Some records
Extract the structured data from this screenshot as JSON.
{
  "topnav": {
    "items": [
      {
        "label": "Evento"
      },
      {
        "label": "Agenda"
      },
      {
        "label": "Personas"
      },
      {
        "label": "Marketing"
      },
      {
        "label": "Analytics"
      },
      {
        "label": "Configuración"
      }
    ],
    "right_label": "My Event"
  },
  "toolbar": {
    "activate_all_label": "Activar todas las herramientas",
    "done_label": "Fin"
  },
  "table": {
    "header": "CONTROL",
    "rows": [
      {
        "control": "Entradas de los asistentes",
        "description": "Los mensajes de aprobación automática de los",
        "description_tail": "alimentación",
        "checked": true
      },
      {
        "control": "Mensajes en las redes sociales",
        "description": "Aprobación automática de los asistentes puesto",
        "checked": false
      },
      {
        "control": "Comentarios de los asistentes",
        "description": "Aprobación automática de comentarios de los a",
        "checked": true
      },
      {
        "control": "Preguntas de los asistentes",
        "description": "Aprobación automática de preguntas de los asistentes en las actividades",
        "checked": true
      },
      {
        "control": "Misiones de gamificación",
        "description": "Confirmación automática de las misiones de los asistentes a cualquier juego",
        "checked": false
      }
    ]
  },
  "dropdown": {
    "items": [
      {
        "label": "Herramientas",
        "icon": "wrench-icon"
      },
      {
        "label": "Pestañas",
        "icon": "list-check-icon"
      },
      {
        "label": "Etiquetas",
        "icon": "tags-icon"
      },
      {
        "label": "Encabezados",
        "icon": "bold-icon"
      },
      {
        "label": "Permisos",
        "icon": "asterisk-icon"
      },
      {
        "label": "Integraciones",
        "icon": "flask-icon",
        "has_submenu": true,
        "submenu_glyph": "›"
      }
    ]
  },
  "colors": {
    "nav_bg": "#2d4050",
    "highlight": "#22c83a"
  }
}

Exercise >>
Set down each entry again, unchanged.

Response to the task >>
Extract the structured data from this screenshot as JSON.
{
  "topnav": {
    "items": [
      {
        "label": "Evento"
      },
      {
        "label": "Agenda"
      },
      {
        "label": "Personas"
      },
      {
        "label": "Marketing"
      },
      {
        "label": "Analytics"
      },
      {
        "label": "Configuración"
      }
    ],
    "right_label": "My Event"
  },
  "toolbar": {
    "activate_all_label": "Activar todas las herramientas",
    "done_label": "Fin"
  },
  "table": {
    "header": "CONTROL",
    "rows": [
      {
        "control": "Entradas de los asistentes",
        "description": "Los mensajes de aprobación automática de los",
        "description_tail": "alimentación",
        "checked": true
      },
      {
        "control": "Mensajes en las redes sociales",
        "description": "Aprobación automática de los asistentes puesto",
        "checked": false
      },
      {
        "control": "Comentarios de los asistentes",
        "description": "Aprobación automática de comentarios de los a",
        "checked": true
      },
      {
        "control": "Preguntas de los asistentes",
        "description": "Aprobación automática de preguntas de los asistentes en las actividades",
        "checked": true
      },
      {
        "control": "Misiones de gamificación",
        "description": "Confirmación automática de las misiones de los asistentes a cualquier juego",
        "checked": false
      }
    ]
  },
  "dropdown": {
    "items": [
      {
        "label": "Herramientas",
        "icon": "wrench-icon"
      },
      {
        "label": "Pestañas",
        "icon": "list-check-icon"
      },
      {
        "label": "Etiquetas",
        "icon": "tags-icon"
      },
      {
        "label": "Encabezados",
        "icon": "bold-icon"
      },
      {
        "label": "Permisos",
        "icon": "asterisk-icon"
      },
      {
        "label": "Integraciones",
        "icon": "flask-icon",
        "has_submenu": true,
        "submenu_glyph": "›"
      }
    ]
  },
  "colors": {
    "nav_bg": "#2d4050",
    "highlight": "#22c83a"
  }
}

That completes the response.